*SET EXERCISE*
Each record must be retyped in full. No character may differ.

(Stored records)
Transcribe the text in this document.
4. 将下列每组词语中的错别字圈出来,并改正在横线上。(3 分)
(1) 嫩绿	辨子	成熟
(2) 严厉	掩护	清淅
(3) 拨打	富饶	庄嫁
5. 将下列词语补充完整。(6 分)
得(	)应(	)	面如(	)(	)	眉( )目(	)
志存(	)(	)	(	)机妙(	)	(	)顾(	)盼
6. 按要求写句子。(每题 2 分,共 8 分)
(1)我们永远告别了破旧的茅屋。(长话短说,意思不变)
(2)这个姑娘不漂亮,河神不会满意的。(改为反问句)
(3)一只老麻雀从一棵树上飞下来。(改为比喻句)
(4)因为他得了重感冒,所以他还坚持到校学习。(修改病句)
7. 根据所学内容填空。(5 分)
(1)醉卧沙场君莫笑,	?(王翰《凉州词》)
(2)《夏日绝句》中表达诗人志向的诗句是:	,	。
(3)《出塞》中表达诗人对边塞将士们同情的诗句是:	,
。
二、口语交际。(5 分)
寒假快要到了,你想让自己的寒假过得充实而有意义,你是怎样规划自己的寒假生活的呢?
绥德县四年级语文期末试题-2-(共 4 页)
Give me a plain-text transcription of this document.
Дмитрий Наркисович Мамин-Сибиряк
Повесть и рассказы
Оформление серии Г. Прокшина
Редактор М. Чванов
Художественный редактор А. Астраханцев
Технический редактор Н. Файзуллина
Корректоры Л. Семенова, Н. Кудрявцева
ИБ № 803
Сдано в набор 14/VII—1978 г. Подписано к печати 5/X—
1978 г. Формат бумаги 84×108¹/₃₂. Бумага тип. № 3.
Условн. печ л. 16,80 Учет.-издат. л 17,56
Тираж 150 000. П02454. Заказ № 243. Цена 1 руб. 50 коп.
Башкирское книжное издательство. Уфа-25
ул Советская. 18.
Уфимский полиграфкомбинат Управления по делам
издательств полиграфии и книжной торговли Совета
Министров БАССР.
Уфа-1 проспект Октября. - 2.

*EXERCISE ANSWER*
Transcribe the text in this document.
4. 将下列每组词语中的错别字圈出来,并改正在横线上。(3 分)
(1) 嫩绿	辨子	成熟
(2) 严厉	掩护	清淅
(3) 拨打	富饶	庄嫁
5. 将下列词语补充完整。(6 分)
得(	)应(	)	面如(	)(	)	眉( )目(	)
志存(	)(	)	(	)机妙(	)	(	)顾(	)盼
6. 按要求写句子。(每题 2 分,共 8 分)
(1)我们永远告别了破旧的茅屋。(长话短说,意思不变)
(2)这个姑娘不漂亮,河神不会满意的。(改为反问句)
(3)一只老麻雀从一棵树上飞下来。(改为比喻句)
(4)因为他得了重感冒,所以他还坚持到校学习。(修改病句)
7. 根据所学内容填空。(5 分)
(1)醉卧沙场君莫笑,	?(王翰《凉州词》)
(2)《夏日绝句》中表达诗人志向的诗句是:	,	。
(3)《出塞》中表达诗人对边塞将士们同情的诗句是:	,
。
二、口语交际。(5 分)
寒假快要到了,你想让自己的寒假过得充实而有意义,你是怎样规划自己的寒假生活的呢?
绥德县四年级语文期末试题-2-(共 4 页)
Give me a plain-text transcription of this document.
Дмитрий Наркисович Мамин-Сибиряк
Повесть и рассказы
Оформление серии Г. Прокшина
Редактор М. Чванов
Художественный редактор А. Астраханцев
Технический редактор Н. Файзуллина
Корректоры Л. Семенова, Н. Кудрявцева
ИБ № 803
Сдано в набор 14/VII—1978 г. Подписано к печати 5/X—
1978 г. Формат бумаги 84×108¹/₃₂. Бумага тип. № 3.
Условн. печ л. 16,80 Учет.-издат. л 17,56
Тираж 150 000. П02454. Заказ № 243. Цена 1 руб. 50 коп.
Башкирское книжное издательство. Уфа-25
ул Советская. 18.
Уфимский полиграфкомбинат Управления по делам
издательств полиграфии и книжной торговли Совета
Министров БАССР.
Уфа-1 проспект Октября. - 2.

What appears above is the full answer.